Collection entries

Begin

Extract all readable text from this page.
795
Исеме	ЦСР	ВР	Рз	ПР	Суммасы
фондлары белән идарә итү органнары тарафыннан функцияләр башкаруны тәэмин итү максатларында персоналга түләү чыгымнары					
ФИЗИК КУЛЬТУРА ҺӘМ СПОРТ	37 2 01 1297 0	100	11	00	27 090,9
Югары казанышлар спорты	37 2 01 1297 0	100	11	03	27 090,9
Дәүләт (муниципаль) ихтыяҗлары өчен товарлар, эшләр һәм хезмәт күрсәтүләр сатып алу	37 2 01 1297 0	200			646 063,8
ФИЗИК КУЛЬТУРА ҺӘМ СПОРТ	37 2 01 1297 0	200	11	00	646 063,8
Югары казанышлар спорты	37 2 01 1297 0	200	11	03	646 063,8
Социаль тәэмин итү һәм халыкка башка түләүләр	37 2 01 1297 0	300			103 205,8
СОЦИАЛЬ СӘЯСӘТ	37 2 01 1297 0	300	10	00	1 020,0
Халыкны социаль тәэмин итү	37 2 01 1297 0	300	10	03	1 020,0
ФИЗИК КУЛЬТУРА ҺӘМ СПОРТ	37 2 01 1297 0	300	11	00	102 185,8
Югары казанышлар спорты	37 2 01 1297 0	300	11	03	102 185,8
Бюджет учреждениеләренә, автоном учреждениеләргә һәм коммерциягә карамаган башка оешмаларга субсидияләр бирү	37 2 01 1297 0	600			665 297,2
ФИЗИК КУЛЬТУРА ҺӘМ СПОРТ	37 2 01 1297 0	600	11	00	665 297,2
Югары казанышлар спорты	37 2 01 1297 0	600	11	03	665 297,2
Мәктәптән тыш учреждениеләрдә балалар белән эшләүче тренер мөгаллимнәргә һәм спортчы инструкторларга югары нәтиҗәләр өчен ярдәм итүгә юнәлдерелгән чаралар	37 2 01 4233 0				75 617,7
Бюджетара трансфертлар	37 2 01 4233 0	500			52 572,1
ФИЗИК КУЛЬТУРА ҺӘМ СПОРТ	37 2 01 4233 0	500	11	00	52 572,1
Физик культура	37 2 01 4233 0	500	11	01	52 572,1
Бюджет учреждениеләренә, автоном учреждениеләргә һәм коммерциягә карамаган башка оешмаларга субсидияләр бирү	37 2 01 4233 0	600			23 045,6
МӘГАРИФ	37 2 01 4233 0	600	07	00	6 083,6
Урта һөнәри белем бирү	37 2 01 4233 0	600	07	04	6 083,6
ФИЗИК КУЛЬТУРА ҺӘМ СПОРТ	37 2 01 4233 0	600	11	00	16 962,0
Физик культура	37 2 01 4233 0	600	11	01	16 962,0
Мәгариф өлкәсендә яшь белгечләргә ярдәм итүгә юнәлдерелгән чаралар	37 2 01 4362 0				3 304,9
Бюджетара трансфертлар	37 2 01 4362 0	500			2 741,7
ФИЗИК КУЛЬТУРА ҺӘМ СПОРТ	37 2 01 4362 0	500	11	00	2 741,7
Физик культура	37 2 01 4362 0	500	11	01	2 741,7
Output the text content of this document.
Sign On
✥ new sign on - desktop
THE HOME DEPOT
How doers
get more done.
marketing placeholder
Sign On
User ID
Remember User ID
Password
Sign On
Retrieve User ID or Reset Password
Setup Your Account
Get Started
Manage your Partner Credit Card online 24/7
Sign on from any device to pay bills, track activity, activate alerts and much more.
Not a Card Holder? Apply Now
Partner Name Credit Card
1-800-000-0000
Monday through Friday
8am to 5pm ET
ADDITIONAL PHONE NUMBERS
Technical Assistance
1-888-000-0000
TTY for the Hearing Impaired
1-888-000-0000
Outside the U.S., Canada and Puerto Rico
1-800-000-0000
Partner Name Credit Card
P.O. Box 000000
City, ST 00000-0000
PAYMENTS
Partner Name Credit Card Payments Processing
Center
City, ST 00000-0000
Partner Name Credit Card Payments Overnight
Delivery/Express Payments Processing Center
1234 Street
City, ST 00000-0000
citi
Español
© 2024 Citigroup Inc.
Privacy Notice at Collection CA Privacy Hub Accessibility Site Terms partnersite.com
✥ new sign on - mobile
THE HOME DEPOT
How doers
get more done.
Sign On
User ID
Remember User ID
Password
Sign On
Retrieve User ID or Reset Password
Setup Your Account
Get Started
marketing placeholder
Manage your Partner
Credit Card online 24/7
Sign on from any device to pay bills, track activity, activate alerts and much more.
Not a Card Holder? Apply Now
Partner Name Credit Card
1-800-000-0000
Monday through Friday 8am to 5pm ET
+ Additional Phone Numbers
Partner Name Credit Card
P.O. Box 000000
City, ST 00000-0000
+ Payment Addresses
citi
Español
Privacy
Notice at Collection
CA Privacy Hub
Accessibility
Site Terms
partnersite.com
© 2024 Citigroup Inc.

End

| Work to complete |
Search the records above for the string "Friday". Copy every line that contains it.

| Solved problem |
Monday through Friday
Monday through Friday 8am to 5pm ET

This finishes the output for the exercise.